## DATASET EXTRACT
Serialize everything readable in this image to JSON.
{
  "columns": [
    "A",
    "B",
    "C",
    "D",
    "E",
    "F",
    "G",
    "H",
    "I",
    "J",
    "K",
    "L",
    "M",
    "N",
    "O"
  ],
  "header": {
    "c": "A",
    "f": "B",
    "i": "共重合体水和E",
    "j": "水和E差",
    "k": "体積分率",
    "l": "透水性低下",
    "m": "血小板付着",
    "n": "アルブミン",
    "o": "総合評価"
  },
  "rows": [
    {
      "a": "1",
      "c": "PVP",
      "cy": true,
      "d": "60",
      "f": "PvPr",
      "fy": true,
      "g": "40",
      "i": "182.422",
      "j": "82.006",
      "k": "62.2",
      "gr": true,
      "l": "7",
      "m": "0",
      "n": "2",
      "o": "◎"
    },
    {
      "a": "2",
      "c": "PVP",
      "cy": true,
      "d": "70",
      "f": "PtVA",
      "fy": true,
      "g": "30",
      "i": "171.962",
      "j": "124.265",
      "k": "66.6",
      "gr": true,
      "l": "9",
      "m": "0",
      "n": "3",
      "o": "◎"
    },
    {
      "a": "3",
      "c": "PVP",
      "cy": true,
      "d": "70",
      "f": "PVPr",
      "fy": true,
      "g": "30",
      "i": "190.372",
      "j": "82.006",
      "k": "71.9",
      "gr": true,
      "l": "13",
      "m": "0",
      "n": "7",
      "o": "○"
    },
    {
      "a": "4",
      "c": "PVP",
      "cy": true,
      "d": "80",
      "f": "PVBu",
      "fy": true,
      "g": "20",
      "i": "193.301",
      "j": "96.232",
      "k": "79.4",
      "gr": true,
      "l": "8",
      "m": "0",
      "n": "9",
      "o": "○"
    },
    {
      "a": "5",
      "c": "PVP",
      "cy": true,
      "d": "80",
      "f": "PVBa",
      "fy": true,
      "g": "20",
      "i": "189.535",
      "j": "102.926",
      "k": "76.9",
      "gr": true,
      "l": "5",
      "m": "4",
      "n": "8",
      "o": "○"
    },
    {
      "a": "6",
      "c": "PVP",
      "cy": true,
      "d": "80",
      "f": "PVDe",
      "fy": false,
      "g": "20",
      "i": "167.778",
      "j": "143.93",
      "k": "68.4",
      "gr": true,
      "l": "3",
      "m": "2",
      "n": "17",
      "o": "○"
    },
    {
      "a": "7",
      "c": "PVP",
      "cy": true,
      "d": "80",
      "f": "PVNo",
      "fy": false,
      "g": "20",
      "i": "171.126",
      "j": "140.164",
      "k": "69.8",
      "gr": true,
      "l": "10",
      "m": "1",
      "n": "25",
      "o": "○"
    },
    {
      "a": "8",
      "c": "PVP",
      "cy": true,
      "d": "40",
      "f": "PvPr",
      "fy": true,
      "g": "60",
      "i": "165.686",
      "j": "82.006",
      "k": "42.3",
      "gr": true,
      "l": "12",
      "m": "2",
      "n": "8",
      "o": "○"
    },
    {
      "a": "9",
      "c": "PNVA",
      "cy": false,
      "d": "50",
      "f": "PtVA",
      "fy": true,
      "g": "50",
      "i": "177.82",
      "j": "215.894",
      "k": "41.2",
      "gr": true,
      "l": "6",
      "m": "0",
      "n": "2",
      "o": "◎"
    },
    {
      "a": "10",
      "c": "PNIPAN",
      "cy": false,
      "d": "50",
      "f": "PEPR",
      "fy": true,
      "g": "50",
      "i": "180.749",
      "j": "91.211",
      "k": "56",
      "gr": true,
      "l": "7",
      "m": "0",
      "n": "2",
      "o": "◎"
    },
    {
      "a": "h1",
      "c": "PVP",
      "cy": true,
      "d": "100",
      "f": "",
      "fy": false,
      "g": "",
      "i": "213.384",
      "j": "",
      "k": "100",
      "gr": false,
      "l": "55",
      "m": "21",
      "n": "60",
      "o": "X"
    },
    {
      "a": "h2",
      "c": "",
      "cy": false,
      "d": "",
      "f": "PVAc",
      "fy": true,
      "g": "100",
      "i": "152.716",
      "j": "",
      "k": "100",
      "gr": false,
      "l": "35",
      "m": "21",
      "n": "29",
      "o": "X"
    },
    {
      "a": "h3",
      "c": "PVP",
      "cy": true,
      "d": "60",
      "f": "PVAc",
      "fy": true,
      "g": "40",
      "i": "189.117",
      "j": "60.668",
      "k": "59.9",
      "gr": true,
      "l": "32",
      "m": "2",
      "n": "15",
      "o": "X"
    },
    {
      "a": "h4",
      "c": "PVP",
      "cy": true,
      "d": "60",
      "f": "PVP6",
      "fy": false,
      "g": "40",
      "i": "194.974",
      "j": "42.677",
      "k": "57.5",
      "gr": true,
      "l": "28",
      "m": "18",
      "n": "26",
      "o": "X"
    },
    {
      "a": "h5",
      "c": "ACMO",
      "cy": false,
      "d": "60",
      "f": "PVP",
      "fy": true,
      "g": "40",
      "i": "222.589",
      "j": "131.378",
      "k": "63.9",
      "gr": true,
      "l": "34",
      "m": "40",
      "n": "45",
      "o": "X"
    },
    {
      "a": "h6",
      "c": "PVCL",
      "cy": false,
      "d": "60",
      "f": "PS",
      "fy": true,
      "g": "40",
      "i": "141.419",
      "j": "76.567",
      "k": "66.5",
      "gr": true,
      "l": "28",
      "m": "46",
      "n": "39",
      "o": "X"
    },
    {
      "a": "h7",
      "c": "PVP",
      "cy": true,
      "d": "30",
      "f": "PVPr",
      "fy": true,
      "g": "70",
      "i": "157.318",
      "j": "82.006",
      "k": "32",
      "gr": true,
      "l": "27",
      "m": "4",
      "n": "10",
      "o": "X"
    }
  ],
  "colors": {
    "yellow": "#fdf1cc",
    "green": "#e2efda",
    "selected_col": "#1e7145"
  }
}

## WHAT THE EXERCISE ASKS
Transcribe every record above exactly as it appears.

## COMPLETED EXERCISE
Serialize everything readable in this image to JSON.
{
  "columns": [
    "A",
    "B",
    "C",
    "D",
    "E",
    "F",
    "G",
    "H",
    "I",
    "J",
    "K",
    "L",
    "M",
    "N",
    "O"
  ],
  "header": {
    "c": "A",
    "f": "B",
    "i": "共重合体水和E",
    "j": "水和E差",
    "k": "体積分率",
    "l": "透水性低下",
    "m": "血小板付着",
    "n": "アルブミン",
    "o": "総合評価"
  },
  "rows": [
    {
      "a": "1",
      "c": "PVP",
      "cy": true,
      "d": "60",
      "f": "PvPr",
      "fy": true,
      "g": "40",
      "i": "182.422",
      "j": "82.006",
      "k": "62.2",
      "gr": true,
      "l": "7",
      "m": "0",
      "n": "2",
      "o": "◎"
    },
    {
      "a": "2",
      "c": "PVP",
      "cy": true,
      "d": "70",
      "f": "PtVA",
      "fy": true,
      "g": "30",
      "i": "171.962",
      "j": "124.265",
      "k": "66.6",
      "gr": true,
      "l": "9",
      "m": "0",
      "n": "3",
      "o": "◎"
    },
    {
      "a": "3",
      "c": "PVP",
      "cy": true,
      "d": "70",
      "f": "PVPr",
      "fy": true,
      "g": "30",
      "i": "190.372",
      "j": "82.006",
      "k": "71.9",
      "gr": true,
      "l": "13",
      "m": "0",
      "n": "7",
      "o": "○"
    },
    {
      "a": "4",
      "c": "PVP",
      "cy": true,
      "d": "80",
      "f": "PVBu",
      "fy": true,
      "g": "20",
      "i": "193.301",
      "j": "96.232",
      "k": "79.4",
      "gr": true,
      "l": "8",
      "m": "0",
      "n": "9",
      "o": "○"
    },
    {
      "a": "5",
      "c": "PVP",
      "cy": true,
      "d": "80",
      "f": "PVBa",
      "fy": true,
      "g": "20",
      "i": "189.535",
      "j": "102.926",
      "k": "76.9",
      "gr": true,
      "l": "5",
      "m": "4",
      "n": "8",
      "o": "○"
    },
    {
      "a": "6",
      "c": "PVP",
      "cy": true,
      "d": "80",
      "f": "PVDe",
      "fy": false,
      "g": "20",
      "i": "167.778",
      "j": "143.93",
      "k": "68.4",
      "gr": true,
      "l": "3",
      "m": "2",
      "n": "17",
      "o": "○"
    },
    {
      "a": "7",
      "c": "PVP",
      "cy": true,
      "d": "80",
      "f": "PVNo",
      "fy": false,
      "g": "20",
      "i": "171.126",
      "j": "140.164",
      "k": "69.8",
      "gr": true,
      "l": "10",
      "m": "1",
      "n": "25",
      "o": "○"
    },
    {
      "a": "8",
      "c": "PVP",
      "cy": true,
      "d": "40",
      "f": "PvPr",
      "fy": true,
      "g": "60",
      "i": "165.686",
      "j": "82.006",
      "k": "42.3",
      "gr": true,
      "l": "12",
      "m": "2",
      "n": "8",
      "o": "○"
    },
    {
      "a": "9",
      "c": "PNVA",
      "cy": false,
      "d": "50",
      "f": "PtVA",
      "fy": true,
      "g": "50",
      "i": "177.82",
      "j": "215.894",
      "k": "41.2",
      "gr": true,
      "l": "6",
      "m": "0",
      "n": "2",
      "o": "◎"
    },
    {
      "a": "10",
      "c": "PNIPAN",
      "cy": false,
      "d": "50",
      "f": "PEPR",
      "fy": true,
      "g": "50",
      "i": "180.749",
      "j": "91.211",
      "k": "56",
      "gr": true,
      "l": "7",
      "m": "0",
      "n": "2",
      "o": "◎"
    },
    {
      "a": "h1",
      "c": "PVP",
      "cy": true,
      "d": "100",
      "f": "",
      "fy": false,
      "g": "",
      "i": "213.384",
      "j": "",
      "k": "100",
      "gr": false,
      "l": "55",
      "m": "21",
      "n": "60",
      "o": "X"
    },
    {
      "a": "h2",
      "c": "",
      "cy": false,
      "d": "",
      "f": "PVAc",
      "fy": true,
      "g": "100",
      "i": "152.716",
      "j": "",
      "k": "100",
      "gr": false,
      "l": "35",
      "m": "21",
      "n": "29",
      "o": "X"
    },
    {
      "a": "h3",
      "c": "PVP",
      "cy": true,
      "d": "60",
      "f": "PVAc",
      "fy": true,
      "g": "40",
      "i": "189.117",
      "j": "60.668",
      "k": "59.9",
      "gr": true,
      "l": "32",
      "m": "2",
      "n": "15",
      "o": "X"
    },
    {
      "a": "h4",
      "c": "PVP",
      "cy": true,
      "d": "60",
      "f": "PVP6",
      "fy": false,
      "g": "40",
      "i": "194.974",
      "j": "42.677",
      "k": "57.5",
      "gr": true,
      "l": "28",
      "m": "18",
      "n": "26",
      "o": "X"
    },
    {
      "a": "h5",
      "c": "ACMO",
      "cy": false,
      "d": "60",
      "f": "PVP",
      "fy": true,
      "g": "40",
      "i": "222.589",
      "j": "131.378",
      "k": "63.9",
      "gr": true,
      "l": "34",
      "m": "40",
      "n": "45",
      "o": "X"
    },
    {
      "a": "h6",
      "c": "PVCL",
      "cy": false,
      "d": "60",
      "f": "PS",
      "fy": true,
      "g": "40",
      "i": "141.419",
      "j": "76.567",
      "k": "66.5",
      "gr": true,
      "l": "28",
      "m": "46",
      "n": "39",
      "o": "X"
    },
    {
      "a": "h7",
      "c": "PVP",
      "cy": true,
      "d": "30",
      "f": "PVPr",
      "fy": true,
      "g": "70",
      "i": "157.318",
      "j": "82.006",
      "k": "32",
      "gr": true,
      "l": "27",
      "m": "4",
      "n": "10",
      "o": "X"
    }
  ],
  "colors": {
    "yellow": "#fdf1cc",
    "green": "#e2efda",
    "selected_col": "#1e7145"
  }
}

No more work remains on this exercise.